- CHALLENGE -
Copy out all lines where "harmonikansoiton" appears.

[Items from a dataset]
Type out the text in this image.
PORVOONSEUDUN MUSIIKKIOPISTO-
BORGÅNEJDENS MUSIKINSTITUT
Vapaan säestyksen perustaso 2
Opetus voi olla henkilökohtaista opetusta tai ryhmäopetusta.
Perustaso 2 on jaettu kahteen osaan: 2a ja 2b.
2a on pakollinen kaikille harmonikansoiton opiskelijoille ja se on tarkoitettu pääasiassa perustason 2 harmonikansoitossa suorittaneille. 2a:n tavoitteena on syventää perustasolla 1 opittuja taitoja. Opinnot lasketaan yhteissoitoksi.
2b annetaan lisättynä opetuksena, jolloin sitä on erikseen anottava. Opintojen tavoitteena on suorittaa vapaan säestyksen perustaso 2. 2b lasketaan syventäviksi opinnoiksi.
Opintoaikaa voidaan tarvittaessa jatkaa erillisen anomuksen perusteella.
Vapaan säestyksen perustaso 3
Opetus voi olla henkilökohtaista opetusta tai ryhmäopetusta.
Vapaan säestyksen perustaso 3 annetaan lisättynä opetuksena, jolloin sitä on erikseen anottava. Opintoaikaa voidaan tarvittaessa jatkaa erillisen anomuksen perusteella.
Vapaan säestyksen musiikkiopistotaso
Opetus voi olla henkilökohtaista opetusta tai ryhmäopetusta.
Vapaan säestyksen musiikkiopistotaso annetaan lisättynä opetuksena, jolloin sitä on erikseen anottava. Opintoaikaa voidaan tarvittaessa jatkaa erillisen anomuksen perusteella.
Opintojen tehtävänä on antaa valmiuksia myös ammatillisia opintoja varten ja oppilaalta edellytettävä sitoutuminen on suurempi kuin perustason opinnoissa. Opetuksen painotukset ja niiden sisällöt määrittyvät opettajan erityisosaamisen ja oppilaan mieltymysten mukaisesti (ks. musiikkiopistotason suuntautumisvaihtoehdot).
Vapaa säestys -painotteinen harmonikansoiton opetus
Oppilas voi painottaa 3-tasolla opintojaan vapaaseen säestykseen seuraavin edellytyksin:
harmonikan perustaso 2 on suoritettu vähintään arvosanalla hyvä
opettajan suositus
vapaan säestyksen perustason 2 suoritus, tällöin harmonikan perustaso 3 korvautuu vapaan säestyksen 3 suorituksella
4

- TASK ANSWER -
2a on pakollinen kaikille harmonikansoiton opiskelijoille ja se on tarkoitettu pääasiassa perustason 2 harmonikansoitossa suorittaneille. 2a:n tavoitteena on syventää perustasolla 1 opittuja taitoja. Opinnot lasketaan yhteissoitoksi.
Vapaa säestys -painotteinen harmonikansoiton opetus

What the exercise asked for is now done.